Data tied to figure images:

☆ ☆ ☆ ☆ ☆ ☆ ☆

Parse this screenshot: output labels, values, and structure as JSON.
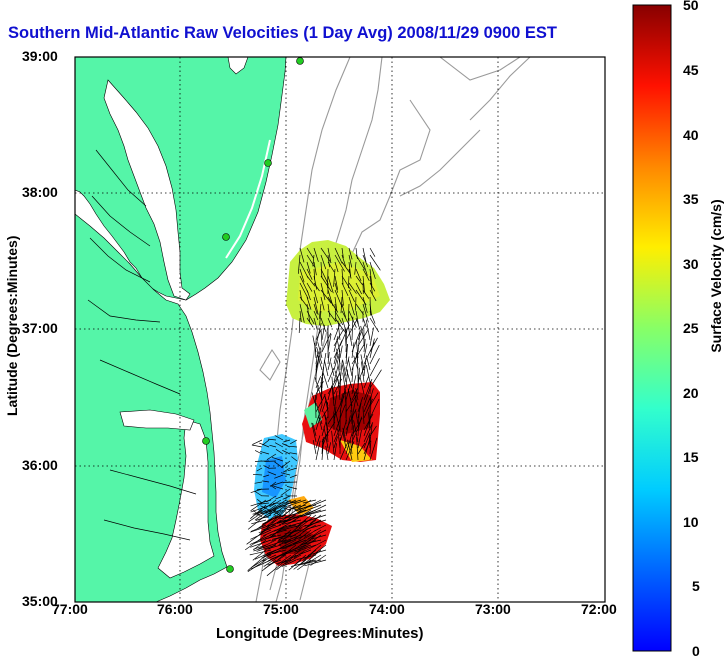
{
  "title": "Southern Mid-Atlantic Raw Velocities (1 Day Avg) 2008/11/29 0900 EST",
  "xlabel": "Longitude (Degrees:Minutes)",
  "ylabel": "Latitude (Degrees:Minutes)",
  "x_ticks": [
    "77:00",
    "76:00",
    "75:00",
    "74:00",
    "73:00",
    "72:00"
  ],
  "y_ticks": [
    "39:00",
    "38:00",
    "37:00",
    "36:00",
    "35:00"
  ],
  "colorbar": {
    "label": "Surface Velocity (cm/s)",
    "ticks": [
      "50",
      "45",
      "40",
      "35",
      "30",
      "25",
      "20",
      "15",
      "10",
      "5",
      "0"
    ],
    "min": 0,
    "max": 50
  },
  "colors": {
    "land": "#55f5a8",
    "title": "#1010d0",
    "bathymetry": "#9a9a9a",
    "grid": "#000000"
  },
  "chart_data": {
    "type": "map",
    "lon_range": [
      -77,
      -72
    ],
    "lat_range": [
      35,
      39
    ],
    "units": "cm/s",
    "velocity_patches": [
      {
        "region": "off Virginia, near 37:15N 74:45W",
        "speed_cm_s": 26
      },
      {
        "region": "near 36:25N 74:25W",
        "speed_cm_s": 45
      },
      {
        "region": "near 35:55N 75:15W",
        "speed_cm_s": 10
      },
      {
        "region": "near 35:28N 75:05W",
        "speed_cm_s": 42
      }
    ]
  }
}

☆ ☆ ☆ ☆ ☆ ☆ ☆

* _SET TASK_
Pick out each line in the material containing "near".

* _THE ANSWER_
        "region": "off Virginia, near 37:15N 74:45W",
        "region": "near 36:25N 74:25W",
        "region": "near 35:55N 75:15W",
        "region": "near 35:28N 75:05W",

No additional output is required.